* **Problem requirements**:
Please set down all the lines beneath this one exactly, without the pictures.

begin

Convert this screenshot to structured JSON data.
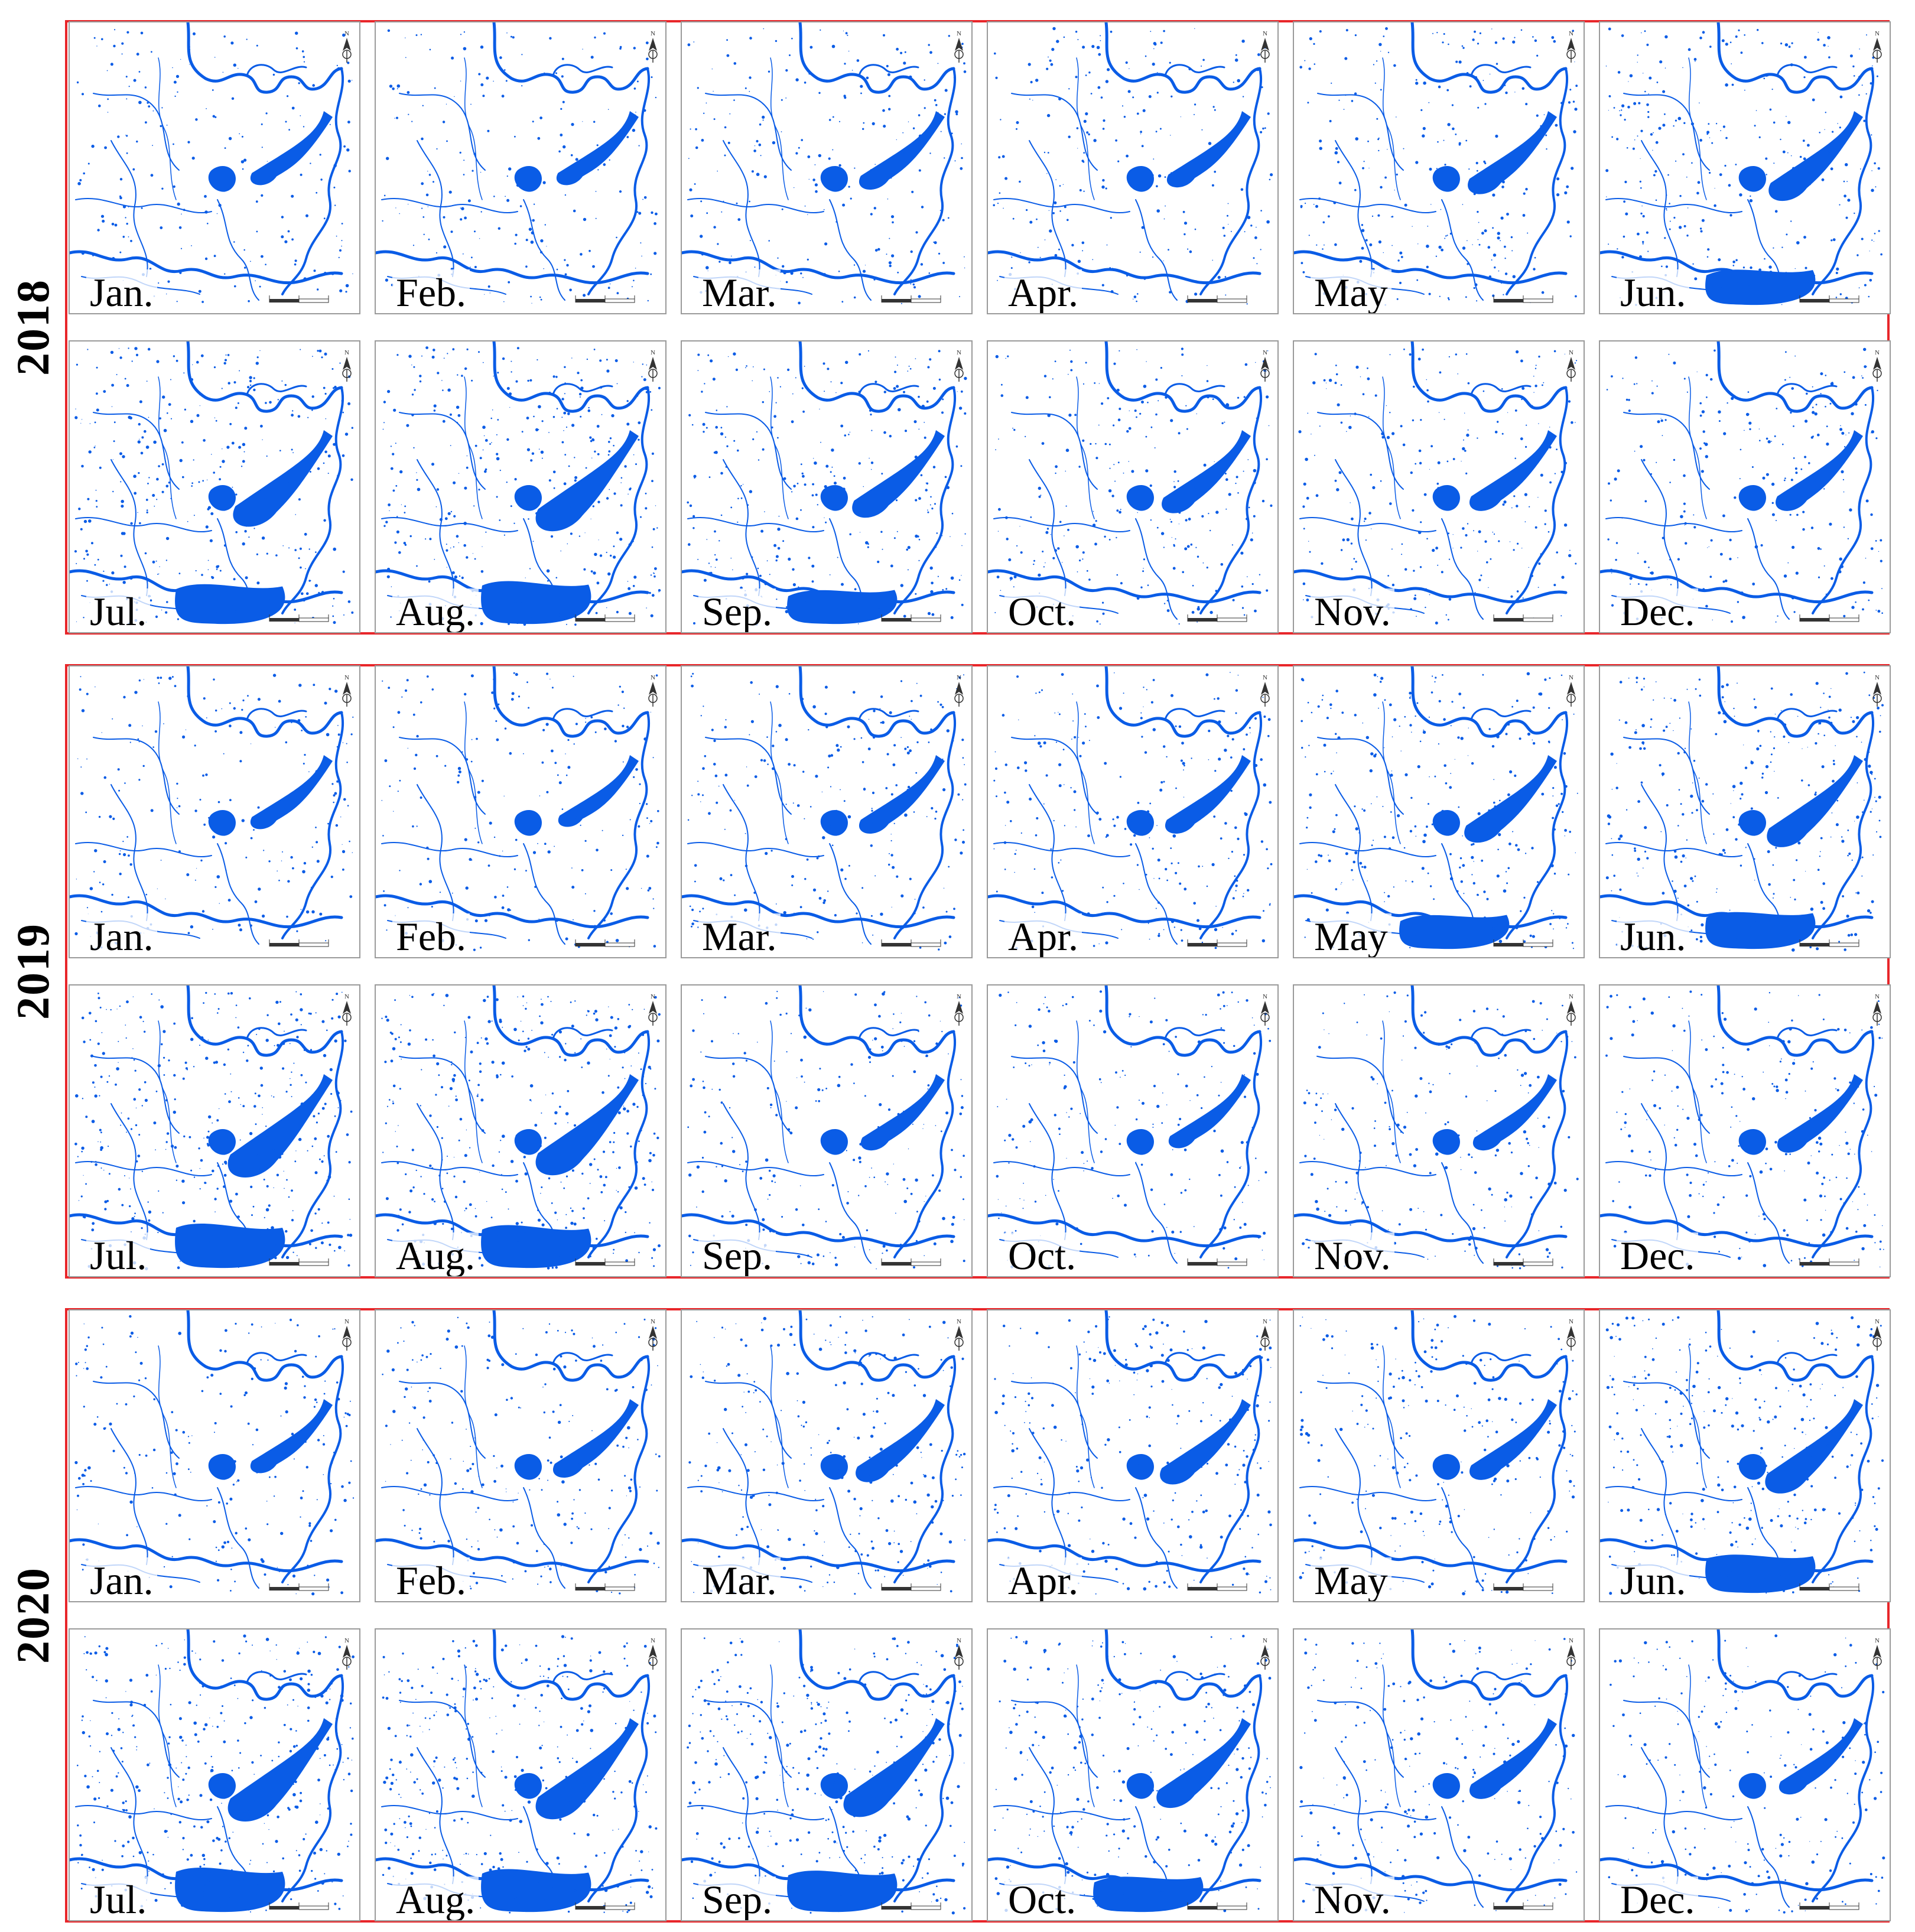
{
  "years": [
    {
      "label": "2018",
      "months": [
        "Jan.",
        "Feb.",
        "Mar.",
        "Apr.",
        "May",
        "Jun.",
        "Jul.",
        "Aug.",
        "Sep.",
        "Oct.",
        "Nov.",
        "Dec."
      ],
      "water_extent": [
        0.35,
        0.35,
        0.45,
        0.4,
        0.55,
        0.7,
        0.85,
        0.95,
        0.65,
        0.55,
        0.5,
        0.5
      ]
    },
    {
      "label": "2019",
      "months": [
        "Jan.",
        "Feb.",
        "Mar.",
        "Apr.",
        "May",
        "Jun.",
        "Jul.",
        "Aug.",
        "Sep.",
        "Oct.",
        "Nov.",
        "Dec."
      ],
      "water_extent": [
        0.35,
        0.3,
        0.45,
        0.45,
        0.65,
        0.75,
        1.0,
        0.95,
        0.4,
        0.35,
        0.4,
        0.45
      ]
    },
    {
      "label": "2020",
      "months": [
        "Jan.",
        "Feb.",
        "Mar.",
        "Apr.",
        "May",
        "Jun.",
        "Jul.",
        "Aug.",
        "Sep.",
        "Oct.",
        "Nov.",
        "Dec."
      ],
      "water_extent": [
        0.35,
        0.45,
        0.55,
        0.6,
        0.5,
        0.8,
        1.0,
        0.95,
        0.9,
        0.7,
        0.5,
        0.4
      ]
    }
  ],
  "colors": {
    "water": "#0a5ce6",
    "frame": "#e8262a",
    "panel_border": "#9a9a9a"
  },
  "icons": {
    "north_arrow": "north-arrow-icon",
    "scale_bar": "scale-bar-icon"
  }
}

end

* **Exercise answer**:
Convert this screenshot to structured JSON data.
{
  "years": [
    {
      "label": "2018",
      "months": [
        "Jan.",
        "Feb.",
        "Mar.",
        "Apr.",
        "May",
        "Jun.",
        "Jul.",
        "Aug.",
        "Sep.",
        "Oct.",
        "Nov.",
        "Dec."
      ],
      "water_extent": [
        0.35,
        0.35,
        0.45,
        0.4,
        0.55,
        0.7,
        0.85,
        0.95,
        0.65,
        0.55,
        0.5,
        0.5
      ]
    },
    {
      "label": "2019",
      "months": [
        "Jan.",
        "Feb.",
        "Mar.",
        "Apr.",
        "May",
        "Jun.",
        "Jul.",
        "Aug.",
        "Sep.",
        "Oct.",
        "Nov.",
        "Dec."
      ],
      "water_extent": [
        0.35,
        0.3,
        0.45,
        0.45,
        0.65,
        0.75,
        1.0,
        0.95,
        0.4,
        0.35,
        0.4,
        0.45
      ]
    },
    {
      "label": "2020",
      "months": [
        "Jan.",
        "Feb.",
        "Mar.",
        "Apr.",
        "May",
        "Jun.",
        "Jul.",
        "Aug.",
        "Sep.",
        "Oct.",
        "Nov.",
        "Dec."
      ],
      "water_extent": [
        0.35,
        0.45,
        0.55,
        0.6,
        0.5,
        0.8,
        1.0,
        0.95,
        0.9,
        0.7,
        0.5,
        0.4
      ]
    }
  ],
  "colors": {
    "water": "#0a5ce6",
    "frame": "#e8262a",
    "panel_border": "#9a9a9a"
  },
  "icons": {
    "north_arrow": "north-arrow-icon",
    "scale_bar": "scale-bar-icon"
  }
}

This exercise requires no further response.